---------- Provided entries
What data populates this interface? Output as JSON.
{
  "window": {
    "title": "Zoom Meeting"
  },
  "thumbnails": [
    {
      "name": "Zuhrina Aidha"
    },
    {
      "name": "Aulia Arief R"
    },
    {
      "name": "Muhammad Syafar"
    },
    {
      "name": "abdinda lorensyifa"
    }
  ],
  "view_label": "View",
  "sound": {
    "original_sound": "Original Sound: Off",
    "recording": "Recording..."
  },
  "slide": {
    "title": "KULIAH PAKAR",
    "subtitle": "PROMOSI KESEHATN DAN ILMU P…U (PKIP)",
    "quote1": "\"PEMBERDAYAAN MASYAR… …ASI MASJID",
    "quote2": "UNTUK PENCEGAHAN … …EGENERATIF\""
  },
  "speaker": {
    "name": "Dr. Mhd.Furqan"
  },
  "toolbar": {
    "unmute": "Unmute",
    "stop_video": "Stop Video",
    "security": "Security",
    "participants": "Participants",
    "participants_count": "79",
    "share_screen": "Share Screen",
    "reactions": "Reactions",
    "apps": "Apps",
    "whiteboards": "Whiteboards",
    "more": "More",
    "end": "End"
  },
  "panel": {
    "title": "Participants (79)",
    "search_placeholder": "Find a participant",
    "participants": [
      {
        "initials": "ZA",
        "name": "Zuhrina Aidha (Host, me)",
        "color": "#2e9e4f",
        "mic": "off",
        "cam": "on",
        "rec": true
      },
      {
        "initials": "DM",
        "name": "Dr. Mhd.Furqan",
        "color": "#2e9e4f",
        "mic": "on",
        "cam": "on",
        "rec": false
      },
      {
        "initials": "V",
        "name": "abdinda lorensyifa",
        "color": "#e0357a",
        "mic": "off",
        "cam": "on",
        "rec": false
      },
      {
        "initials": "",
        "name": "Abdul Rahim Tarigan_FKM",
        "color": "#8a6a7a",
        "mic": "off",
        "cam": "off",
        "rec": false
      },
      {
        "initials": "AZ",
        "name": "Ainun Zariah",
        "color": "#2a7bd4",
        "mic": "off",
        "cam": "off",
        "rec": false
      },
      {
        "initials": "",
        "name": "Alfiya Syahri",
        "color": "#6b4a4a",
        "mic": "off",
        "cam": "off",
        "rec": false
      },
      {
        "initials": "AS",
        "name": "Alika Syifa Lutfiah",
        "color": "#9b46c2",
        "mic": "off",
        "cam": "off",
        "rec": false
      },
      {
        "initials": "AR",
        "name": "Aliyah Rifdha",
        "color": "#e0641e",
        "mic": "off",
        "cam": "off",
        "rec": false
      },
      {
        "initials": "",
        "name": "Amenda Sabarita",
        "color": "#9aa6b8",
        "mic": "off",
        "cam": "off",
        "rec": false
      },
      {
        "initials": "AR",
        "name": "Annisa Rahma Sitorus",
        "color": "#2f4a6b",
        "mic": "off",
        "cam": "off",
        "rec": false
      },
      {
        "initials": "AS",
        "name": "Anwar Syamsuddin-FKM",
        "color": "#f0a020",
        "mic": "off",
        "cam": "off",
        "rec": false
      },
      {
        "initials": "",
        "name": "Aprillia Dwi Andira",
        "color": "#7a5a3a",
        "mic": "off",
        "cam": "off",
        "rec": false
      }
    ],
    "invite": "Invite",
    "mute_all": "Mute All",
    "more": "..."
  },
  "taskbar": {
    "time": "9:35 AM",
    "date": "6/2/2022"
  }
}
--------------------
# Problem to work on
Your task is to transcribe the material exactly.

# Answer to this problem
What data populates this interface? Output as JSON.
{
  "window": {
    "title": "Zoom Meeting"
  },
  "thumbnails": [
    {
      "name": "Zuhrina Aidha"
    },
    {
      "name": "Aulia Arief R"
    },
    {
      "name": "Muhammad Syafar"
    },
    {
      "name": "abdinda lorensyifa"
    }
  ],
  "view_label": "View",
  "sound": {
    "original_sound": "Original Sound: Off",
    "recording": "Recording..."
  },
  "slide": {
    "title": "KULIAH PAKAR",
    "subtitle": "PROMOSI KESEHATN DAN ILMU P…U (PKIP)",
    "quote1": "\"PEMBERDAYAAN MASYAR… …ASI MASJID",
    "quote2": "UNTUK PENCEGAHAN … …EGENERATIF\""
  },
  "speaker": {
    "name": "Dr. Mhd.Furqan"
  },
  "toolbar": {
    "unmute": "Unmute",
    "stop_video": "Stop Video",
    "security": "Security",
    "participants": "Participants",
    "participants_count": "79",
    "share_screen": "Share Screen",
    "reactions": "Reactions",
    "apps": "Apps",
    "whiteboards": "Whiteboards",
    "more": "More",
    "end": "End"
  },
  "panel": {
    "title": "Participants (79)",
    "search_placeholder": "Find a participant",
    "participants": [
      {
        "initials": "ZA",
        "name": "Zuhrina Aidha (Host, me)",
        "color": "#2e9e4f",
        "mic": "off",
        "cam": "on",
        "rec": true
      },
      {
        "initials": "DM",
        "name": "Dr. Mhd.Furqan",
        "color": "#2e9e4f",
        "mic": "on",
        "cam": "on",
        "rec": false
      },
      {
        "initials": "V",
        "name": "abdinda lorensyifa",
        "color": "#e0357a",
        "mic": "off",
        "cam": "on",
        "rec": false
      },
      {
        "initials": "",
        "name": "Abdul Rahim Tarigan_FKM",
        "color": "#8a6a7a",
        "mic": "off",
        "cam": "off",
        "rec": false
      },
      {
        "initials": "AZ",
        "name": "Ainun Zariah",
        "color": "#2a7bd4",
        "mic": "off",
        "cam": "off",
        "rec": false
      },
      {
        "initials": "",
        "name": "Alfiya Syahri",
        "color": "#6b4a4a",
        "mic": "off",
        "cam": "off",
        "rec": false
      },
      {
        "initials": "AS",
        "name": "Alika Syifa Lutfiah",
        "color": "#9b46c2",
        "mic": "off",
        "cam": "off",
        "rec": false
      },
      {
        "initials": "AR",
        "name": "Aliyah Rifdha",
        "color": "#e0641e",
        "mic": "off",
        "cam": "off",
        "rec": false
      },
      {
        "initials": "",
        "name": "Amenda Sabarita",
        "color": "#9aa6b8",
        "mic": "off",
        "cam": "off",
        "rec": false
      },
      {
        "initials": "AR",
        "name": "Annisa Rahma Sitorus",
        "color": "#2f4a6b",
        "mic": "off",
        "cam": "off",
        "rec": false
      },
      {
        "initials": "AS",
        "name": "Anwar Syamsuddin-FKM",
        "color": "#f0a020",
        "mic": "off",
        "cam": "off",
        "rec": false
      },
      {
        "initials": "",
        "name": "Aprillia Dwi Andira",
        "color": "#7a5a3a",
        "mic": "off",
        "cam": "off",
        "rec": false
      }
    ],
    "invite": "Invite",
    "mute_all": "Mute All",
    "more": "..."
  },
  "taskbar": {
    "time": "9:35 AM",
    "date": "6/2/2022"
  }
}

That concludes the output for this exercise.